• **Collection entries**
------------------------------------

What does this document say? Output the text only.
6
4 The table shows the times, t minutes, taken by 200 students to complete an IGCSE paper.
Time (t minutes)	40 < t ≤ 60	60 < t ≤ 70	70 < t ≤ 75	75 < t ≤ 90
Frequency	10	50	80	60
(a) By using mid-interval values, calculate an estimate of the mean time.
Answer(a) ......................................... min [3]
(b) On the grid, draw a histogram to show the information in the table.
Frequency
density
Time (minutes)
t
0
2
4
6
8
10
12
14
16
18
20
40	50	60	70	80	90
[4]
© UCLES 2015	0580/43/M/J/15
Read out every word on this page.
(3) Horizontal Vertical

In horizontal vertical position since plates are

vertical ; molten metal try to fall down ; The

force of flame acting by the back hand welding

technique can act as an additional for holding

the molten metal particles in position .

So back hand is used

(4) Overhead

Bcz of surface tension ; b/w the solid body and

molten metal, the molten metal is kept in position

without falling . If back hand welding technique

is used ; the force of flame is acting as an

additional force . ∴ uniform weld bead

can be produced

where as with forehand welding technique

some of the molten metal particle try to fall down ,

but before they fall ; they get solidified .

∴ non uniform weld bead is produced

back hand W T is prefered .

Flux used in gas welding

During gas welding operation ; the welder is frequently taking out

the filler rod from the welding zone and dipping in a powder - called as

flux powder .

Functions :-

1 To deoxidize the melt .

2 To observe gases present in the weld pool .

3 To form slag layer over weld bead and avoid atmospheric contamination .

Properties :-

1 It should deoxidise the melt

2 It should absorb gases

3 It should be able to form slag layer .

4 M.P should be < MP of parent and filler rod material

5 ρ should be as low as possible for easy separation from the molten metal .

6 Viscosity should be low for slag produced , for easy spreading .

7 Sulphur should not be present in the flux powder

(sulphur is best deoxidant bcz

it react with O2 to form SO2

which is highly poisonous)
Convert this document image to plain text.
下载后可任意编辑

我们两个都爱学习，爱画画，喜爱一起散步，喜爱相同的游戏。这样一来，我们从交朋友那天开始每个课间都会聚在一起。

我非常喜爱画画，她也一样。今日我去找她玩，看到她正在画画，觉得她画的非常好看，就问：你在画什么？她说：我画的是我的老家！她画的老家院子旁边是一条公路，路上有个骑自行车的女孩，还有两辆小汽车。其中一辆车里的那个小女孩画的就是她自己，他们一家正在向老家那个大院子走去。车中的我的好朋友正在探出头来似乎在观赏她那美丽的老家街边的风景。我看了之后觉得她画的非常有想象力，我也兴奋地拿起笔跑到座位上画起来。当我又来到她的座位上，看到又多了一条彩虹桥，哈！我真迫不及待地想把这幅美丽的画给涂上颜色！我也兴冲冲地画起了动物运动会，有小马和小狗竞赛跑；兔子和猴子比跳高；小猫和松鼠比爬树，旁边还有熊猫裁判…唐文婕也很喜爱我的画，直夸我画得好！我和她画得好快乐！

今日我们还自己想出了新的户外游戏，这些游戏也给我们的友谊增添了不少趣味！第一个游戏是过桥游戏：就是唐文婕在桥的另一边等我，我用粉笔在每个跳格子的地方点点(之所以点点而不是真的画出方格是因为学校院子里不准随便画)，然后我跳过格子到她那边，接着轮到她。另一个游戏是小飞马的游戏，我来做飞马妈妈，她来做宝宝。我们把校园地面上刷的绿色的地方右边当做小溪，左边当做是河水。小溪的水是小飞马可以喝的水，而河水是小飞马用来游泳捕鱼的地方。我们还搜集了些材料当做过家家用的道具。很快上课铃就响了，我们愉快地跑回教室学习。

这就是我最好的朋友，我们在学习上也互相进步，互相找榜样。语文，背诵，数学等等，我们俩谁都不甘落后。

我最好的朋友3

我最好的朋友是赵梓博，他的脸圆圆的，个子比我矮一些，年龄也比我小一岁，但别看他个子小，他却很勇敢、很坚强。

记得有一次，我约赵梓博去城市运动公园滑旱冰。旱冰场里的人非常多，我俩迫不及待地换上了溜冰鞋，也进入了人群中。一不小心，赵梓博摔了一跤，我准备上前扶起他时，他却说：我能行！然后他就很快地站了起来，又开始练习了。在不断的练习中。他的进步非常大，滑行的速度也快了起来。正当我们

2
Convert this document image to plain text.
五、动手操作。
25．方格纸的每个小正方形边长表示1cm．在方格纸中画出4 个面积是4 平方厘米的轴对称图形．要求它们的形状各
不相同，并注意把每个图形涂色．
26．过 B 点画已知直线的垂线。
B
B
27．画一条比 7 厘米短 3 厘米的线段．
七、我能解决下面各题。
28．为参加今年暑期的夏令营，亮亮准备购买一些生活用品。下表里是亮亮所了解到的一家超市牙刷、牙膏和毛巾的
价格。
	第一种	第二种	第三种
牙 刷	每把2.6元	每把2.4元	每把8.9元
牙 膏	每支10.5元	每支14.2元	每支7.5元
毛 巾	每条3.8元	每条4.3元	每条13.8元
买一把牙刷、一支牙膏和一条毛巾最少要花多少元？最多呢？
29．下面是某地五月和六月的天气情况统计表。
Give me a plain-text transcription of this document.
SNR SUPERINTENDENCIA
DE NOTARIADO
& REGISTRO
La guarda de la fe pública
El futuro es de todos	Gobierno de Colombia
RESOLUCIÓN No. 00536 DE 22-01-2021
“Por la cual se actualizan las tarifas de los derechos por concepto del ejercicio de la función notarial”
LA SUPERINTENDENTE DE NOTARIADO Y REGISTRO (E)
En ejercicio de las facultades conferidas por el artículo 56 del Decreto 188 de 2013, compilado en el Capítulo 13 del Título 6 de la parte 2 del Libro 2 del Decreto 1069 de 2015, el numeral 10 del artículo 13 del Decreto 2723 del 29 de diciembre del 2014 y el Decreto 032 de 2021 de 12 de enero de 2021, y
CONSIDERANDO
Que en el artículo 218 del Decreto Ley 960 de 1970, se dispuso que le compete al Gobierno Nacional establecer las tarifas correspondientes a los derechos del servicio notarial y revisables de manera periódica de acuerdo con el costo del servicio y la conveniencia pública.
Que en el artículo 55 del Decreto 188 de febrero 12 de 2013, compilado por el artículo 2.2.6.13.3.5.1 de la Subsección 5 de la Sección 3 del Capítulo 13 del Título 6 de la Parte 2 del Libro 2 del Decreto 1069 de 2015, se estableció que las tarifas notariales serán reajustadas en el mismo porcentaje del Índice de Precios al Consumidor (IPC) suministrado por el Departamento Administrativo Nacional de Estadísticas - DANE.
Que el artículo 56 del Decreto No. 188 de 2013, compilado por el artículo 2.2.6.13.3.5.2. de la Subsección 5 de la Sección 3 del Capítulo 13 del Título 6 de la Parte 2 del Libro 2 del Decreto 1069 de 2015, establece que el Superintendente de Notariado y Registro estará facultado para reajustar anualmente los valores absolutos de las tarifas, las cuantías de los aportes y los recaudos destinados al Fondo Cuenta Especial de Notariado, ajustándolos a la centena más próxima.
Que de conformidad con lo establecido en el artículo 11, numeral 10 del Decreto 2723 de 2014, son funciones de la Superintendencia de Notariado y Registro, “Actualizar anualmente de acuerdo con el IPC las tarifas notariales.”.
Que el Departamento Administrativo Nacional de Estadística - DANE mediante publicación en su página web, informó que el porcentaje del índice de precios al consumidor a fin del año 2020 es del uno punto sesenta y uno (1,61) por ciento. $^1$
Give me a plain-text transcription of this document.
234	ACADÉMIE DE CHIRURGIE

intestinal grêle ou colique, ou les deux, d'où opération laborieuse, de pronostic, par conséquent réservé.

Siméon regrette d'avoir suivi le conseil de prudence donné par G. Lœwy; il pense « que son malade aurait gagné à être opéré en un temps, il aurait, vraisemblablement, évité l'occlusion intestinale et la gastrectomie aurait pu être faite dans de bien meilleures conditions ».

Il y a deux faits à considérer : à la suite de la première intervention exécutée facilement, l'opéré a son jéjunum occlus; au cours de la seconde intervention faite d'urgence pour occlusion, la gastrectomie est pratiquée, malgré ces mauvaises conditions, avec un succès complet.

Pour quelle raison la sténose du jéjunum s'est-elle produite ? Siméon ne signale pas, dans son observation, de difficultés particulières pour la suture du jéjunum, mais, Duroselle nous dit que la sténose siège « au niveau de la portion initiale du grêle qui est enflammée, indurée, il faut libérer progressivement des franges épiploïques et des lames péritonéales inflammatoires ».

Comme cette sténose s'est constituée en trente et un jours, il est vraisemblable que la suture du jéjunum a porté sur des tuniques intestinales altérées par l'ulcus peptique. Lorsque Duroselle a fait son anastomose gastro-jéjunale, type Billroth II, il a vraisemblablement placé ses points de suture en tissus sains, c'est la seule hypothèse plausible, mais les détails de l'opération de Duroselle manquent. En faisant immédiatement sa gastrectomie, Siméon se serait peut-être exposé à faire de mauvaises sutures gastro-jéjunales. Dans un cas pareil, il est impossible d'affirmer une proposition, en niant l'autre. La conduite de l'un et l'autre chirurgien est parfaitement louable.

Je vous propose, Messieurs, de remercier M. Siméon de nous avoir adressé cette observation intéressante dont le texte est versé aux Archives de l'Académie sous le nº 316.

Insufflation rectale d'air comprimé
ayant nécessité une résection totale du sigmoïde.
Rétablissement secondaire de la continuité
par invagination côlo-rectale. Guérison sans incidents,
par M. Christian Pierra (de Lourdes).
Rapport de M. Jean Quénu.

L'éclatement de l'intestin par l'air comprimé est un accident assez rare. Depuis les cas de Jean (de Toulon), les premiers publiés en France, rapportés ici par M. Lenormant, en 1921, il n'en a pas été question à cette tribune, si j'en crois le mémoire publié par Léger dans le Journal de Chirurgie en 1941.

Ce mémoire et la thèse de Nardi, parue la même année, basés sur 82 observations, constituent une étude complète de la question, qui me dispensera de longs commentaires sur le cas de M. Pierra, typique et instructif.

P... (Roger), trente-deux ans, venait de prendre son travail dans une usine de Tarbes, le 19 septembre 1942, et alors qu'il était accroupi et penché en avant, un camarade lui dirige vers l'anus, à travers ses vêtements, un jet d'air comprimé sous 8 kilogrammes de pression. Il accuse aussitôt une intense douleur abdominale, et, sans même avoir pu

------------------------------------

Tally up the lines holding the word "opéré" in the data above, and answer with that figure only.

• **Full response**
2